What the exercise asks:
Repeat every line of the listing below exactly, minus the pictures.
=-=-=
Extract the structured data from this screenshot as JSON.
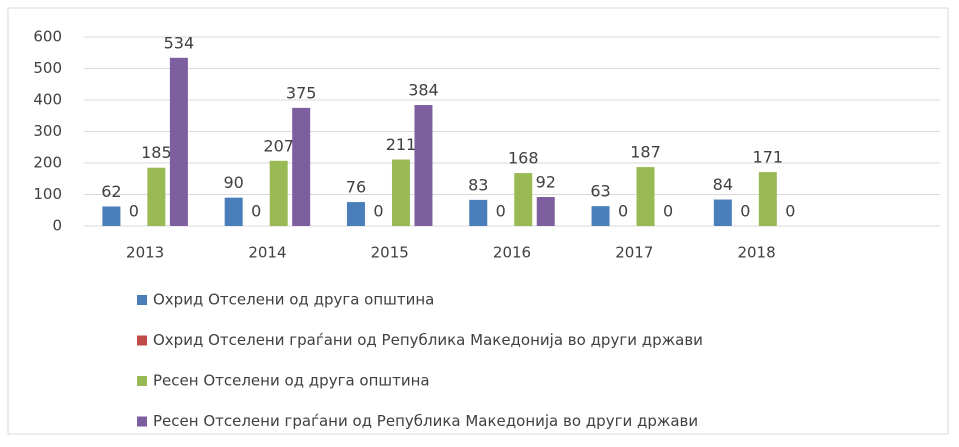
{
  "chart_data": {
    "type": "bar",
    "categories": [
      "2013",
      "2014",
      "2015",
      "2016",
      "2017",
      "2018",
      null
    ],
    "series": [
      {
        "name": "Охрид Отселени од друга општина",
        "color": "#4a7ebb",
        "values": [
          62,
          90,
          76,
          83,
          63,
          84,
          null
        ]
      },
      {
        "name": "Охрид Отселени граѓани од Република Македонија во други држави",
        "color": "#be4b48",
        "values": [
          0,
          0,
          0,
          0,
          0,
          0,
          null
        ]
      },
      {
        "name": "Ресен Отселени од друга општина",
        "color": "#98b954",
        "values": [
          185,
          207,
          211,
          168,
          187,
          171,
          null
        ]
      },
      {
        "name": "Ресен Отселени граѓани од Република Македонија во други држави",
        "color": "#7d5fa0",
        "values": [
          534,
          375,
          384,
          92,
          0,
          0,
          null
        ]
      }
    ],
    "ylim": [
      0,
      600
    ],
    "yticks": [
      0,
      100,
      200,
      300,
      400,
      500,
      600
    ],
    "grid": true,
    "legend": "bottom"
  }
}
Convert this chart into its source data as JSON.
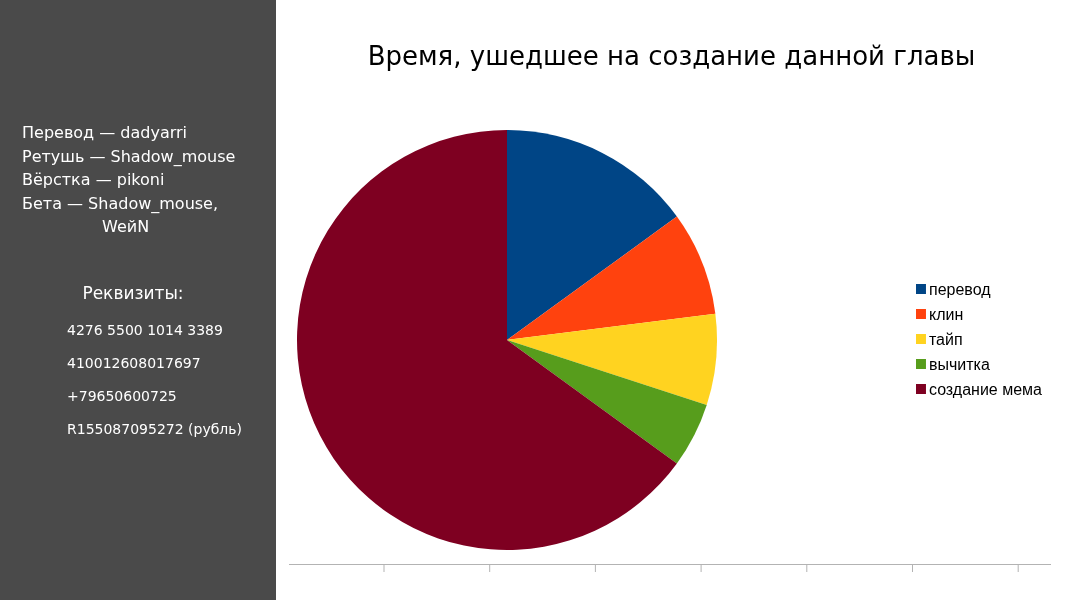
{
  "chart_data": {
    "type": "pie",
    "title": "Время, ушедшее на создание данной главы",
    "categories": [
      "перевод",
      "клин",
      "тайп",
      "вычитка",
      "создание мема"
    ],
    "values": [
      15,
      8,
      7,
      5,
      65
    ],
    "colors": [
      "#004586",
      "#ff420e",
      "#ffd320",
      "#579d1c",
      "#7e0021"
    ],
    "legend": "right",
    "annotations": [
      "Перевод — dadyarri",
      "Ретушь — Shadow_mouse",
      "Вёрстка — pikoni",
      "Бета — Shadow_mouse, WeйN",
      "Реквизиты:",
      "4276 5500 1014 3389",
      "410012608017697",
      "+79650600725",
      "R155087095272 (рубль)"
    ]
  }
}
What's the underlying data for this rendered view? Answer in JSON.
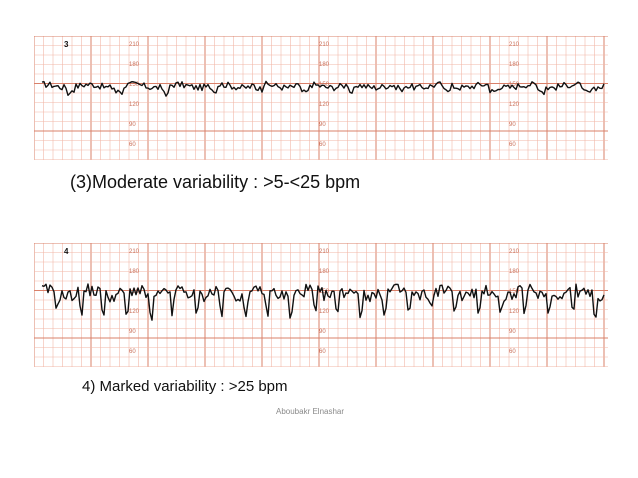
{
  "panels": [
    {
      "number": "3",
      "caption": "(3)Moderate variability : >5-<25 bpm",
      "scale_labels": [
        "210",
        "180",
        "150",
        "120",
        "90",
        "60"
      ],
      "trace": {
        "baseline": 150,
        "amplitude": 6,
        "dip_depth": 10,
        "dip_count": 12
      }
    },
    {
      "number": "4",
      "caption": "4) Marked variability : >25 bpm",
      "scale_labels": [
        "210",
        "180",
        "150",
        "120",
        "90",
        "60"
      ],
      "trace": {
        "baseline": 150,
        "amplitude": 12,
        "dip_depth": 30,
        "dip_count": 24
      }
    }
  ],
  "credit": "Aboubakr Elnashar",
  "colors": {
    "grid_minor": "#f2b7a8",
    "grid_major": "#d9806a",
    "trace": "#111111"
  }
}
=-=-=
Task answer:
Extract the structured data from this screenshot as JSON.
{
  "chart_data": {
    "type": "bar",
    "categories": [
      "2013",
      "2014",
      "2015",
      "2016",
      "2017",
      "2018",
      null
    ],
    "series": [
      {
        "name": "Охрид Отселени од друга општина",
        "color": "#4a7ebb",
        "values": [
          62,
          90,
          76,
          83,
          63,
          84,
          null
        ]
      },
      {
        "name": "Охрид Отселени граѓани од Република Македонија во други држави",
        "color": "#be4b48",
        "values": [
          0,
          0,
          0,
          0,
          0,
          0,
          null
        ]
      },
      {
        "name": "Ресен Отселени од друга општина",
        "color": "#98b954",
        "values": [
          185,
          207,
          211,
          168,
          187,
          171,
          null
        ]
      },
      {
        "name": "Ресен Отселени граѓани од Република Македонија во други држави",
        "color": "#7d5fa0",
        "values": [
          534,
          375,
          384,
          92,
          0,
          0,
          null
        ]
      }
    ],
    "ylim": [
      0,
      600
    ],
    "yticks": [
      0,
      100,
      200,
      300,
      400,
      500,
      600
    ],
    "grid": true,
    "legend": "bottom"
  }
}
Convert this chart into its source data as JSON.
{
  "chart_data": {
    "type": "pie",
    "title": "Время, ушедшее на создание данной главы",
    "categories": [
      "перевод",
      "клин",
      "тайп",
      "вычитка",
      "создание мема"
    ],
    "values": [
      15,
      8,
      7,
      5,
      65
    ],
    "colors": [
      "#004586",
      "#ff420e",
      "#ffd320",
      "#579d1c",
      "#7e0021"
    ],
    "legend": "right",
    "annotations": [
      "Перевод — dadyarri",
      "Ретушь — Shadow_mouse",
      "Вёрстка — pikoni",
      "Бета — Shadow_mouse, WeйN",
      "Реквизиты:",
      "4276 5500 1014 3389",
      "410012608017697",
      "+79650600725",
      "R155087095272 (рубль)"
    ]
  }
}
What's the underlying data for this rendered view? Answer in JSON.
{
  "panels": [
    {
      "number": "3",
      "caption": "(3)Moderate variability : >5-<25 bpm",
      "scale_labels": [
        "210",
        "180",
        "150",
        "120",
        "90",
        "60"
      ],
      "trace": {
        "baseline": 150,
        "amplitude": 6,
        "dip_depth": 10,
        "dip_count": 12
      }
    },
    {
      "number": "4",
      "caption": "4) Marked variability : >25 bpm",
      "scale_labels": [
        "210",
        "180",
        "150",
        "120",
        "90",
        "60"
      ],
      "trace": {
        "baseline": 150,
        "amplitude": 12,
        "dip_depth": 30,
        "dip_count": 24
      }
    }
  ],
  "credit": "Aboubakr Elnashar",
  "colors": {
    "grid_minor": "#f2b7a8",
    "grid_major": "#d9806a",
    "trace": "#111111"
  }
}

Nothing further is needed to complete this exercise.